PASSAGE TO READ |
>> START
Location Intelligence

Exploring the use of machine learning and advanced analytics for geospatial and urban applications

Scraping Google Maps with Python

Posted at — Dec 23, 2020


Web scraping is the process of extracting data from web pages using software. There are many techniques to scrape data: computer vision, manual copy and pasting, pattern matching, etc – for this tutorial, we will use HTML parsing with HTTP programming. Given the high costs of downloading large amounts of proprietary data, web scraping is sometimes the only option for small scale research projects. Google maps for example, the defacto mapping and navigation platform (as of 2020/2021), has a monopoly on information about the location of businesses across the globe. To get access to this information is very very costly (problems of monoply rule), therefore scraping the data is one of the only options for students.

This tutorial demonstrates how to scrape Google Maps POI (points of interest) data in NYC with Python using the Selenium and Beautiful Soup libraries. Jupyter notebook here

The first step is to import all the necessary libraries:

import requests
from bs4 import BeautifulSoup
import os
import pandas as pd
import geopandas as gpd
from shapely.geometry import Point
from selenium import webdriver
from webdriver_manager.chrome import ChromeDriverManager
from selenium.webdriver.chrome.options import Options

Search requests

Every request to google maps usually starts from a location and a search query. This first section involves gathering a list of locations (latitudes & longitudes) and search queries (types of POI) to feed into the base URL below. The base url is the request we send to Google and what we’ll get back is a selection of POI (businesses) for that location related to the search category.
>> END
RECORD SET |
>> START
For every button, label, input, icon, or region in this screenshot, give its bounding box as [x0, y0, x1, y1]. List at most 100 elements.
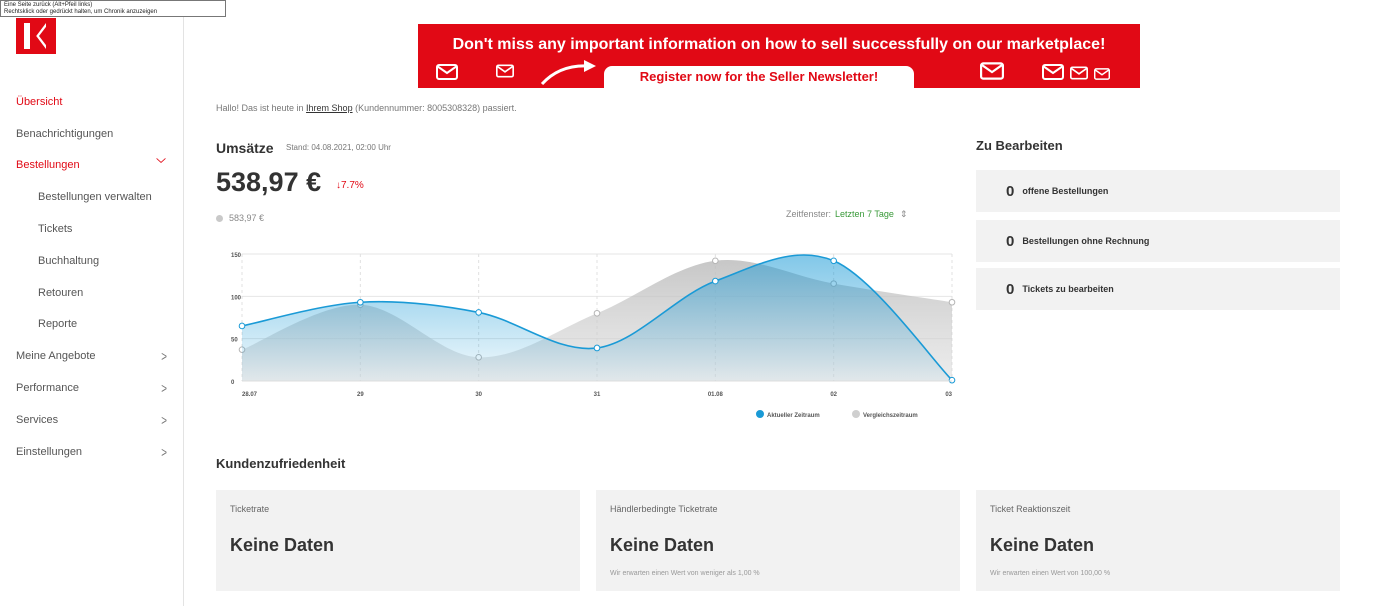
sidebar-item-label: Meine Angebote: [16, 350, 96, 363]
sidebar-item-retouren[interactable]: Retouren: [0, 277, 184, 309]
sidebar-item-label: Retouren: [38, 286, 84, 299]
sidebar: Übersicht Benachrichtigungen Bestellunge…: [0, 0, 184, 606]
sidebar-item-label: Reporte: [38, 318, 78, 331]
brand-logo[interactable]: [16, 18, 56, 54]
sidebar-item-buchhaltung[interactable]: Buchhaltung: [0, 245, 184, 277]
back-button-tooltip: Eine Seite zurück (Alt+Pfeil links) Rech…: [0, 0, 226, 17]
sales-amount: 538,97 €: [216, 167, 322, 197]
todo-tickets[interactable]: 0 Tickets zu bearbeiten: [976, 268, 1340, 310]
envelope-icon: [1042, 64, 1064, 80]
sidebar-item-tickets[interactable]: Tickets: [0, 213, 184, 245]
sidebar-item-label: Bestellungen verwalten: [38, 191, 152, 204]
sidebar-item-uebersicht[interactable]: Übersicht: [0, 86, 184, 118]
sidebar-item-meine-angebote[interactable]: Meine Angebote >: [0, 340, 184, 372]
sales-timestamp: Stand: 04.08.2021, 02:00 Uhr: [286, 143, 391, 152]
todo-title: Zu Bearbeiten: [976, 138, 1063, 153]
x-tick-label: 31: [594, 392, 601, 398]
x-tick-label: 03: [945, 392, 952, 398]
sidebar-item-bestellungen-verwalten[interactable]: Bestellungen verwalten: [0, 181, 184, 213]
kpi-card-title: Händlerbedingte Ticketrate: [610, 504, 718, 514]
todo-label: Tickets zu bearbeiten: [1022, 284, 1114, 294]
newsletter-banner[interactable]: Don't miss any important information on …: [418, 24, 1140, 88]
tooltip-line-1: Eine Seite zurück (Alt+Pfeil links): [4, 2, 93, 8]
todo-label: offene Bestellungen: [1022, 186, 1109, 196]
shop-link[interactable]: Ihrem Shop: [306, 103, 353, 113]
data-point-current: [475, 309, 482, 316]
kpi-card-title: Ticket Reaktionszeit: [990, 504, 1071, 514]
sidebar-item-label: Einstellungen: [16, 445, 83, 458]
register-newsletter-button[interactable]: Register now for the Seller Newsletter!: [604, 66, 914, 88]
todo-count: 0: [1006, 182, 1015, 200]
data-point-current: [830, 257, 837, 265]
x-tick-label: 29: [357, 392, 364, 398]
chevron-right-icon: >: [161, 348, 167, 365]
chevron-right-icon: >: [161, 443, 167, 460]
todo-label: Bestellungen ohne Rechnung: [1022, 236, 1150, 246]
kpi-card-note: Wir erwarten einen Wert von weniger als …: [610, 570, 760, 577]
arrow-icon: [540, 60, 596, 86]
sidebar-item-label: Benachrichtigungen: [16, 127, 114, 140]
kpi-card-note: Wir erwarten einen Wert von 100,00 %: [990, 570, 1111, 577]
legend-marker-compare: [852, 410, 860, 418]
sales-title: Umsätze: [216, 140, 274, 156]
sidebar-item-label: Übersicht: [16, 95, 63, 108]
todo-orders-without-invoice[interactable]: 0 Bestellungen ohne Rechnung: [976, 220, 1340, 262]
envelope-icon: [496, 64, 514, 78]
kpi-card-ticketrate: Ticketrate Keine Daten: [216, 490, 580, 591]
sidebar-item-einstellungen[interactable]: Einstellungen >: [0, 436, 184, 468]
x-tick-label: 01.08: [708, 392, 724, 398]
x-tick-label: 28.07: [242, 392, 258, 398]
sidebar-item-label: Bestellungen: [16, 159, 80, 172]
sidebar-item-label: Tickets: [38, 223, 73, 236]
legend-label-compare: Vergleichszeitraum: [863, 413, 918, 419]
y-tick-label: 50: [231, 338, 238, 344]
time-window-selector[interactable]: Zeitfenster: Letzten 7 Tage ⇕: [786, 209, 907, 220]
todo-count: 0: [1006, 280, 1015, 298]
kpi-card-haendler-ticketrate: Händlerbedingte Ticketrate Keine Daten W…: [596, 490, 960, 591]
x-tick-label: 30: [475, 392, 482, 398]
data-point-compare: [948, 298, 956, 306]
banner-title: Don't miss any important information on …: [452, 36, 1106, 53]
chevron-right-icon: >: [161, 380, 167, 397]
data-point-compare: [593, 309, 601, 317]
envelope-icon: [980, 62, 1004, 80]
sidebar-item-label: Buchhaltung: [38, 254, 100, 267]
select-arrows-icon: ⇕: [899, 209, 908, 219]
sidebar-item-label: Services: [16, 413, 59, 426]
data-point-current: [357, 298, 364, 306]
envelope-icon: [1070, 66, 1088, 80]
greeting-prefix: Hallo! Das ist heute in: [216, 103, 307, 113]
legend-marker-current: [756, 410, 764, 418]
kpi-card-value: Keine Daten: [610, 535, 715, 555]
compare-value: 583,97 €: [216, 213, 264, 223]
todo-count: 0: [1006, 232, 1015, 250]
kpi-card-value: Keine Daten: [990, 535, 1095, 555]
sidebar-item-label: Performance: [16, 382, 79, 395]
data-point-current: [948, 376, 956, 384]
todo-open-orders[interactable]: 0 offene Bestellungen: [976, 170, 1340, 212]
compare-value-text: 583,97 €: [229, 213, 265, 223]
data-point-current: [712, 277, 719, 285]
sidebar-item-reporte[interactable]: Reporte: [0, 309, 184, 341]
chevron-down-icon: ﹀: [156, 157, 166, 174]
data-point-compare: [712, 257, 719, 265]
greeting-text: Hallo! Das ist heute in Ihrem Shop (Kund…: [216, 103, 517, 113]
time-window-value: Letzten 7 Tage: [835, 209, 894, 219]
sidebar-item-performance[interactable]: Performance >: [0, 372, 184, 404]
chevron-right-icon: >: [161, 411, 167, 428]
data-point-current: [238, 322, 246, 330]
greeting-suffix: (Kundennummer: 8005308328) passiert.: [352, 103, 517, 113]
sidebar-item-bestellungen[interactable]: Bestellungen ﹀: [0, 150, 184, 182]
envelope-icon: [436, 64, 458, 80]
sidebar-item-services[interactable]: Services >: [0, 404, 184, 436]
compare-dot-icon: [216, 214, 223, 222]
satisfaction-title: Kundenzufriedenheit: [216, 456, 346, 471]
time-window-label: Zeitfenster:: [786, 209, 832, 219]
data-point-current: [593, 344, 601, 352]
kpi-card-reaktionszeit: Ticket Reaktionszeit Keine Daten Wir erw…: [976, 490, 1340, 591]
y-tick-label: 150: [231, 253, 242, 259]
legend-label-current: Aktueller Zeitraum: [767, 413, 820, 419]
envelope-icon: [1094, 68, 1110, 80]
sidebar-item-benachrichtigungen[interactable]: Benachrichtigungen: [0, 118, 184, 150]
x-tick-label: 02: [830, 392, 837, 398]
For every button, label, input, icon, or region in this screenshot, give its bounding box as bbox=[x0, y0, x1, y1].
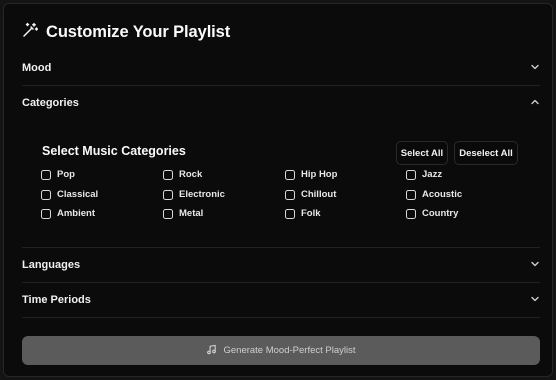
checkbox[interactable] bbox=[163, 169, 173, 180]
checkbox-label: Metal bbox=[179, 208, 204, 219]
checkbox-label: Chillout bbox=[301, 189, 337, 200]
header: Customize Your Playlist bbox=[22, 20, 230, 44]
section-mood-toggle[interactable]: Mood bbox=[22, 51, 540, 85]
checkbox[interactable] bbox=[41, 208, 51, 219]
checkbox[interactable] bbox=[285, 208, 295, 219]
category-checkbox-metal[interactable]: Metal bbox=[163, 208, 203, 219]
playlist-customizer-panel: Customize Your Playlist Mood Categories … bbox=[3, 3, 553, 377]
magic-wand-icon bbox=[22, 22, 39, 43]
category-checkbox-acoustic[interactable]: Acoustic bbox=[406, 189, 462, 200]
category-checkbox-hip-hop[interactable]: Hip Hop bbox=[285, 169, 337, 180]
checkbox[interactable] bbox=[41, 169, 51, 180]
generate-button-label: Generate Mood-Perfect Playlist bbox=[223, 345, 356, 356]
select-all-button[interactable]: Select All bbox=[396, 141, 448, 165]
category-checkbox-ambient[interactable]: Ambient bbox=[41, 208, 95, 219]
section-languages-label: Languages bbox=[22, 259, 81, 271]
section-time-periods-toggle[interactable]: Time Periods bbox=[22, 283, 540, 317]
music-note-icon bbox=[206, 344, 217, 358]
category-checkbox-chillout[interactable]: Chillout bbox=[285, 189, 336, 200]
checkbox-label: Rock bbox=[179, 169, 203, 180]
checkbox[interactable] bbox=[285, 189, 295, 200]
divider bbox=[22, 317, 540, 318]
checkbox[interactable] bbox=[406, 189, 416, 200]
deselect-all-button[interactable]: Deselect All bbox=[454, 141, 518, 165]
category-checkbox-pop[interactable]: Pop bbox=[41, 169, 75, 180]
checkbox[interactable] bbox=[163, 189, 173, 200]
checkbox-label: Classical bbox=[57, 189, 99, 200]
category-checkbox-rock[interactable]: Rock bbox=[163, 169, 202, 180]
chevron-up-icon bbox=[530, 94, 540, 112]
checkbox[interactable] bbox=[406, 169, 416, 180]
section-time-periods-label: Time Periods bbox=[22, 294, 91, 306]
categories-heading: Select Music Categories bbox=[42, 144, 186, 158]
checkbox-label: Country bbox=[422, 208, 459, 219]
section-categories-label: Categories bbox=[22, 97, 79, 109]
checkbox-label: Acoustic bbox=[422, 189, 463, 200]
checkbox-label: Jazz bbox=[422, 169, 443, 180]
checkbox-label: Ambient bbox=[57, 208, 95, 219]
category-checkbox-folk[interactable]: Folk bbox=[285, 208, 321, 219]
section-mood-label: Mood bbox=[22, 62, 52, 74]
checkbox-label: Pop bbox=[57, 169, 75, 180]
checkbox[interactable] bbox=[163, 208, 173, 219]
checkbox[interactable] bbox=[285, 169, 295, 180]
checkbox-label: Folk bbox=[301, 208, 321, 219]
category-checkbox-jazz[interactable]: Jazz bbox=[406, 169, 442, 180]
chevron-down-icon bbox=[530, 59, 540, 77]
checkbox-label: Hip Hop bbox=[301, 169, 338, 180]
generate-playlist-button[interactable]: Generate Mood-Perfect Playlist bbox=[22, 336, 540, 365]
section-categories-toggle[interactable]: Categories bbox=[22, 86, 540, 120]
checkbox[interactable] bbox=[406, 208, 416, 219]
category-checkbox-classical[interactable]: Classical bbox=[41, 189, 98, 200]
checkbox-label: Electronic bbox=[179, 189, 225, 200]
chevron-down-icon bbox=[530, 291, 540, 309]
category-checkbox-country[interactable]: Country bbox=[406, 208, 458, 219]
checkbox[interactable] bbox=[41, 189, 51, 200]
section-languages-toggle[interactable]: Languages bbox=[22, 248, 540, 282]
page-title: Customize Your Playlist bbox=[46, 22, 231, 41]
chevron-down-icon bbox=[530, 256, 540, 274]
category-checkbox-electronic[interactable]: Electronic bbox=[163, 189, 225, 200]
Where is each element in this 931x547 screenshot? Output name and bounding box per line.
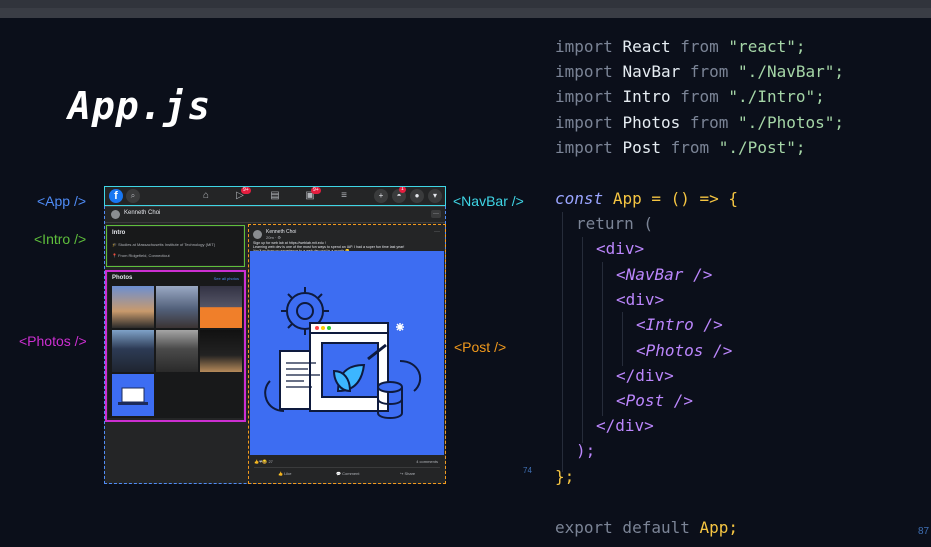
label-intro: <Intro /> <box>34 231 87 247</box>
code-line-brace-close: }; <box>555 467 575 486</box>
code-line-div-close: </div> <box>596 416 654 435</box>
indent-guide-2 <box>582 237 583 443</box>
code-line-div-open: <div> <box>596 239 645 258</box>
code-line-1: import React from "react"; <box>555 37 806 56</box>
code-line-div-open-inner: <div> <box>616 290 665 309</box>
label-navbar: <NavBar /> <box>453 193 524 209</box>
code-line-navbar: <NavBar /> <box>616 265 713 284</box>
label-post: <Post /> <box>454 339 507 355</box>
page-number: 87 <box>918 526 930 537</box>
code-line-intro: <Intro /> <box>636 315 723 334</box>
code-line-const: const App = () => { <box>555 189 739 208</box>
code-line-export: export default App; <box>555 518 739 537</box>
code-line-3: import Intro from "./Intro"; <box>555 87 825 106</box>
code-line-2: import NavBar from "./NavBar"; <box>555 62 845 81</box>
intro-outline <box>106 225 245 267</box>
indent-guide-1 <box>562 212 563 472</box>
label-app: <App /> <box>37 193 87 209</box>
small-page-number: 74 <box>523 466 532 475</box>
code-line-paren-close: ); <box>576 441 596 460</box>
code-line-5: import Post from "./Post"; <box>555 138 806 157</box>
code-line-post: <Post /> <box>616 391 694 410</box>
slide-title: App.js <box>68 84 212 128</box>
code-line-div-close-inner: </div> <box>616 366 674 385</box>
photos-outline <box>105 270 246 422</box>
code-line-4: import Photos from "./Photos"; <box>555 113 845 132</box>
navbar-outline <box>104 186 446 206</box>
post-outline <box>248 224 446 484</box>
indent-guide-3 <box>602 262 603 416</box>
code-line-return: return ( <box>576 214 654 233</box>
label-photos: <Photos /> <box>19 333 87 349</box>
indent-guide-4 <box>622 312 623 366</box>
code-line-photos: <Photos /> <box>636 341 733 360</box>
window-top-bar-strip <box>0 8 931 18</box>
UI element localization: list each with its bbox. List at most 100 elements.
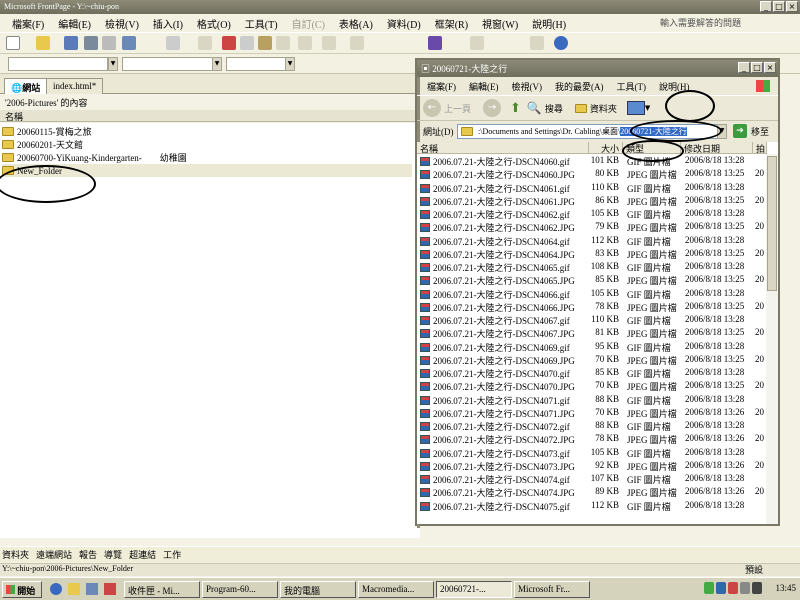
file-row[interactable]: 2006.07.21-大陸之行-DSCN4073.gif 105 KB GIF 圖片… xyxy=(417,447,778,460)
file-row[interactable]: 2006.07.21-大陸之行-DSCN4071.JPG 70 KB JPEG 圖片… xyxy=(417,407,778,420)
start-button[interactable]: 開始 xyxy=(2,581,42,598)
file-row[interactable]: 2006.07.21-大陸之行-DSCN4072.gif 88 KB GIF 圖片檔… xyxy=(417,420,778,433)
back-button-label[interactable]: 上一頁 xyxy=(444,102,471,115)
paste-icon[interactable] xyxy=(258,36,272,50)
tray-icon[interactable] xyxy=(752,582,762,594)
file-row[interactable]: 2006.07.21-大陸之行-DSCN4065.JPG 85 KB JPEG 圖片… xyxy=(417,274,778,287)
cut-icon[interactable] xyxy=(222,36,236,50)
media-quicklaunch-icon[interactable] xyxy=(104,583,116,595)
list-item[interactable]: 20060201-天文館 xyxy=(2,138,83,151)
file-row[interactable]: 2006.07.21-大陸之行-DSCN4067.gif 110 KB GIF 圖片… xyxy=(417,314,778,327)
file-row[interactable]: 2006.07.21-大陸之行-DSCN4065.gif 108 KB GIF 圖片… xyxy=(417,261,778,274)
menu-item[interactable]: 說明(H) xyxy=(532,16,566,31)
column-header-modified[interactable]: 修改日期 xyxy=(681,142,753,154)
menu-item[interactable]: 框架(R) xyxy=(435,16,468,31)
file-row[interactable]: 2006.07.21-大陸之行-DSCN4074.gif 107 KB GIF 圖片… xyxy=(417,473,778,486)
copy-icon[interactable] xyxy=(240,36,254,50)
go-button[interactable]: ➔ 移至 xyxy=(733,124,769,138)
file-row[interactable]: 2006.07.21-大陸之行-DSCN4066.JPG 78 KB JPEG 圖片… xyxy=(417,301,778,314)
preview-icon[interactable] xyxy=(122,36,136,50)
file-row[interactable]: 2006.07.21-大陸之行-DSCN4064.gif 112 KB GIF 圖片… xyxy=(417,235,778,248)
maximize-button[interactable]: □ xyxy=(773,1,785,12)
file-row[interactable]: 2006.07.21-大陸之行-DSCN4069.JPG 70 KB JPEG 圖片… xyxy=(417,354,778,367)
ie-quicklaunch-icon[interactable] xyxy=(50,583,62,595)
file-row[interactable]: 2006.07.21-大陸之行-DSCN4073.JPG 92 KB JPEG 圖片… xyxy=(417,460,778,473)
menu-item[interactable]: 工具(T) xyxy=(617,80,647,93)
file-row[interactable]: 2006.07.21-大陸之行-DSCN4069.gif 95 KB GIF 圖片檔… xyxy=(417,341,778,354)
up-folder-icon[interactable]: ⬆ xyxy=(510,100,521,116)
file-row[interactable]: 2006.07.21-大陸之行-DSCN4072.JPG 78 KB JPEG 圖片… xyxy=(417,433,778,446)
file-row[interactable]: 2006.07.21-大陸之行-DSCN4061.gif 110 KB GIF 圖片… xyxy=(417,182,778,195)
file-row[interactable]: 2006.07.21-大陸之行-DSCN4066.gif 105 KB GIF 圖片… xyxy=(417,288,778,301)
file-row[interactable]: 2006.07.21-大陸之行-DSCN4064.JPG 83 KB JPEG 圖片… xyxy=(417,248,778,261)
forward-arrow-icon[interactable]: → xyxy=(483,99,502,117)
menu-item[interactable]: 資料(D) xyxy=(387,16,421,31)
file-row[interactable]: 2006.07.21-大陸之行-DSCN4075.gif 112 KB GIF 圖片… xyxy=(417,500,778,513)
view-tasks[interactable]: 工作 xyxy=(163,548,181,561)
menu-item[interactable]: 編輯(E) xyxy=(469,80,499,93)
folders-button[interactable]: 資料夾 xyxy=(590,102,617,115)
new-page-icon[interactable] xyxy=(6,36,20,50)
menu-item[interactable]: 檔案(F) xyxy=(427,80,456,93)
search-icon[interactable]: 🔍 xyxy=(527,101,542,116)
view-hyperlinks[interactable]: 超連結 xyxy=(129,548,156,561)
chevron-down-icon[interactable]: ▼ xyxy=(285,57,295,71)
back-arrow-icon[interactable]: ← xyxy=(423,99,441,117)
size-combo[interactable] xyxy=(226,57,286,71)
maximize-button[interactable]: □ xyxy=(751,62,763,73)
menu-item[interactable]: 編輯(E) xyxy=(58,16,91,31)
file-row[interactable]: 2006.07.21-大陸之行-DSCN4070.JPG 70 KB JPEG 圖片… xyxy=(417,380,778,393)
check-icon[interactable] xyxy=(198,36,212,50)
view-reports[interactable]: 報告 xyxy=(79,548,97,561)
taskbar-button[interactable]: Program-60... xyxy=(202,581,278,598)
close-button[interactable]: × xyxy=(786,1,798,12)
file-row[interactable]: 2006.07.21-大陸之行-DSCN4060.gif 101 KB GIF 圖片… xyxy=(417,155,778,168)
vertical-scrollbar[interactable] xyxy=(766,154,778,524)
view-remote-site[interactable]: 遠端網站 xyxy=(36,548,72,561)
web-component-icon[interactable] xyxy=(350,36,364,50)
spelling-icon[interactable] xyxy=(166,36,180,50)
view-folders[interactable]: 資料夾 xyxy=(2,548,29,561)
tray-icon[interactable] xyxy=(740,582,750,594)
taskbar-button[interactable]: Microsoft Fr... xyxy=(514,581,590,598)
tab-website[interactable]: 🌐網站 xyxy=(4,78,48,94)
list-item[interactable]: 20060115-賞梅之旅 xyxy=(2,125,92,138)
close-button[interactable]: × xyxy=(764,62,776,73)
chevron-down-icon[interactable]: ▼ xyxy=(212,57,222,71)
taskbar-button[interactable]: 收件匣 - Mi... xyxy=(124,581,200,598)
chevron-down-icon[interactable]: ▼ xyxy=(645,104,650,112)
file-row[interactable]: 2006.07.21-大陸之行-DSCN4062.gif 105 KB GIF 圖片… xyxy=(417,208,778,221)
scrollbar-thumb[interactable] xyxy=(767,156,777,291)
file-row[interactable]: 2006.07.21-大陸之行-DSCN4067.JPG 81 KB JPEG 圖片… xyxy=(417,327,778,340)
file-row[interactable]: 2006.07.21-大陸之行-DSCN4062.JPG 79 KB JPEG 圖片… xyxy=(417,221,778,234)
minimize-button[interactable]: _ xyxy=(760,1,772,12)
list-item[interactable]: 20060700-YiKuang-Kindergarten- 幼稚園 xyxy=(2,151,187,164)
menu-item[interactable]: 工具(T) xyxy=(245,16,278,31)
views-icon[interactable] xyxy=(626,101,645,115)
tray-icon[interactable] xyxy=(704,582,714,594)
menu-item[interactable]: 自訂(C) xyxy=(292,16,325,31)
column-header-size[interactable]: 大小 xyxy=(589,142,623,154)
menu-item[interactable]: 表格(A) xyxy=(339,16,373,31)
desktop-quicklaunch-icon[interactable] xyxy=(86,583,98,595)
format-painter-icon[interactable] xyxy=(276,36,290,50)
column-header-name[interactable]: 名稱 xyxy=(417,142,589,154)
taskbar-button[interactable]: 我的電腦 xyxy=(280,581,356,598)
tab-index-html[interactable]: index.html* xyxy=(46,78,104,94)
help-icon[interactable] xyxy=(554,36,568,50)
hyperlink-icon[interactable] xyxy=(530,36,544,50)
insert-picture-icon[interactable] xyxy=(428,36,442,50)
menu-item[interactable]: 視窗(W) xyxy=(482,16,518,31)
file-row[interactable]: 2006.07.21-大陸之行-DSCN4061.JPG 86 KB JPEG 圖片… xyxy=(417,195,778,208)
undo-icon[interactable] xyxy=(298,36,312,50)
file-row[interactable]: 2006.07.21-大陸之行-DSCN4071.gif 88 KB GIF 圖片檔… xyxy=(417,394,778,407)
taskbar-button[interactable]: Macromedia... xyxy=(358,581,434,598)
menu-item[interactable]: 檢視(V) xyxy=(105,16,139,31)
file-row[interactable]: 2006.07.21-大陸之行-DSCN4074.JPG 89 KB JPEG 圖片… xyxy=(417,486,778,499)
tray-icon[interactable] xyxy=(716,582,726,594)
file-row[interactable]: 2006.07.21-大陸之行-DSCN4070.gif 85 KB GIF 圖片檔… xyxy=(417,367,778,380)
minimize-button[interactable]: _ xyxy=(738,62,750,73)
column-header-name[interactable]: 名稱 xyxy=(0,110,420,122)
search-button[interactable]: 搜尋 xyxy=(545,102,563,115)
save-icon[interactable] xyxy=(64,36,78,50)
>> END
AIM | Which techniques for scraping data does the Google Maps scraping tutorial name, counting the one it chooses to use?

RESULT FOR THIS EXERCISE | Computer vision, manual copy and pasting, pattern matching, and HTML parsing with HTTP programming.